Exercise aim
Check each line of the records for "sigil"; collect those that have it.

Given entries
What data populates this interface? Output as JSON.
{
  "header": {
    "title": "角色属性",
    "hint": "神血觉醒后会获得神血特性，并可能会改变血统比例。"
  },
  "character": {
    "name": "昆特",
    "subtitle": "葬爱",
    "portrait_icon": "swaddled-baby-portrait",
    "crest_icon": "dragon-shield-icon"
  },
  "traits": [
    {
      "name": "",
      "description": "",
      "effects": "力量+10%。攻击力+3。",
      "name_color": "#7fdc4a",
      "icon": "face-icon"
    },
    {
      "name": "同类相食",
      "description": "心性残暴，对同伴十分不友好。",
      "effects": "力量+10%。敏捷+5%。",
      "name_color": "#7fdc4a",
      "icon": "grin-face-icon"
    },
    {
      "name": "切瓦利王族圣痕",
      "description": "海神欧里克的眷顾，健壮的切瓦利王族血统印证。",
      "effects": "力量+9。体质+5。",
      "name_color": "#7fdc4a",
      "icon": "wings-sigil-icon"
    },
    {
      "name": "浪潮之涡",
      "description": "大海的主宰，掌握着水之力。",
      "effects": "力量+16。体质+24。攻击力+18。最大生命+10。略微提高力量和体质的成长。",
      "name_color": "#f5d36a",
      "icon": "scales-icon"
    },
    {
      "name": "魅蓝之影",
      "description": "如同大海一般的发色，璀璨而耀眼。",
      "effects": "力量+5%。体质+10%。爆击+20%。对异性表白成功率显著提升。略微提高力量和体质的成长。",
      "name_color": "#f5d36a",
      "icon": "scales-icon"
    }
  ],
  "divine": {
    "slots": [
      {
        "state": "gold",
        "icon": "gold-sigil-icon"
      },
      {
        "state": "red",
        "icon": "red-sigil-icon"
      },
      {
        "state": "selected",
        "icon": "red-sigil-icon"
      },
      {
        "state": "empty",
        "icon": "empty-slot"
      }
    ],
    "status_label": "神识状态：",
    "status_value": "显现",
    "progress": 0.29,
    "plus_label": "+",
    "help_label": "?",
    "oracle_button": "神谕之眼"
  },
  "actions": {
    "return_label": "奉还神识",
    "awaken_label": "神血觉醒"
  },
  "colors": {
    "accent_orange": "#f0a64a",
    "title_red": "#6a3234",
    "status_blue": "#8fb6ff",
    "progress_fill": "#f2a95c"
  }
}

==

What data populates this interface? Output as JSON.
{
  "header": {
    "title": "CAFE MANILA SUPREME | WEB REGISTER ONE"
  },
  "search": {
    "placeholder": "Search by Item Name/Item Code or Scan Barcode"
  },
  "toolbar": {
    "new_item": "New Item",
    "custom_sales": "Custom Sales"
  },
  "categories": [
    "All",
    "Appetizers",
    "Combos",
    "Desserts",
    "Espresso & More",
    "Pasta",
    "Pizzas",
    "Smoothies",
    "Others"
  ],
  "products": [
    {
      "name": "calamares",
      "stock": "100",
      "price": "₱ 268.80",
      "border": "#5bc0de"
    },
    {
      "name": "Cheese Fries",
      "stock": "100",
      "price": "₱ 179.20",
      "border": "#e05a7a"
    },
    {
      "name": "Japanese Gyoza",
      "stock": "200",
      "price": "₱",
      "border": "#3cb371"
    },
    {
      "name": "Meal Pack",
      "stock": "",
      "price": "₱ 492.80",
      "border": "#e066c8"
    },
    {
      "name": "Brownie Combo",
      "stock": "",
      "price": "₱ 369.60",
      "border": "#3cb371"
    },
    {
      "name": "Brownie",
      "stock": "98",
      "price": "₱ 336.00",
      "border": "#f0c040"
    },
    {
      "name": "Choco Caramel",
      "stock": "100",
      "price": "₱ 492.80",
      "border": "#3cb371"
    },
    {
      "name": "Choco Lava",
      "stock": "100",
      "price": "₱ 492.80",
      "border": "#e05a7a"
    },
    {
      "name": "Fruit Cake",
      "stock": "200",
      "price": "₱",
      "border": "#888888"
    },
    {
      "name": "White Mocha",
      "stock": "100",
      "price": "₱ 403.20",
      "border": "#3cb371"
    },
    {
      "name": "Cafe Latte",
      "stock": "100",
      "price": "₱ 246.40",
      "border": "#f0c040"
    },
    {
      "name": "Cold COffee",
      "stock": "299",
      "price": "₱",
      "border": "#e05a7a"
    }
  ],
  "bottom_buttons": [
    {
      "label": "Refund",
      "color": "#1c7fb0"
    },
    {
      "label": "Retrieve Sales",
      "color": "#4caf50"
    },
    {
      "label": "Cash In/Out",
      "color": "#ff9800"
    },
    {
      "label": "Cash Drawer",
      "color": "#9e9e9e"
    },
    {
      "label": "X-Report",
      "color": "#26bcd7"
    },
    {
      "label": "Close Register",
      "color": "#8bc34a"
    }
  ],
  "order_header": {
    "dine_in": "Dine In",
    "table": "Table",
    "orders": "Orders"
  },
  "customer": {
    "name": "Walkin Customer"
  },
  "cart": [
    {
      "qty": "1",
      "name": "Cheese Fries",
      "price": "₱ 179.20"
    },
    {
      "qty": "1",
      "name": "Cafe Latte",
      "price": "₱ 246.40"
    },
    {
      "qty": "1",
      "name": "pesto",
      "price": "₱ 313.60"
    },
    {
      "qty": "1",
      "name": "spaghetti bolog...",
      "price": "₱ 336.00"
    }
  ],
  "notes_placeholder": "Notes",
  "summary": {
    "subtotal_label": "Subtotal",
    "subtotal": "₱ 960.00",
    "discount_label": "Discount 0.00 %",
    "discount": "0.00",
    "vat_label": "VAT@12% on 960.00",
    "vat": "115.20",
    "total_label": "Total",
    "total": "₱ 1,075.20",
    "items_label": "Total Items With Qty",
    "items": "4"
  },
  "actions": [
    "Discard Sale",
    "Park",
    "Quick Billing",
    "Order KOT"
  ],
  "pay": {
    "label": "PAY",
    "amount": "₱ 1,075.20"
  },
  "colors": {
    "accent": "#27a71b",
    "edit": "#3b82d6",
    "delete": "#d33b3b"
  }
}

Exercise output
      "icon": "wings-sigil-icon"
        "icon": "gold-sigil-icon"
        "icon": "red-sigil-icon"
        "icon": "red-sigil-icon"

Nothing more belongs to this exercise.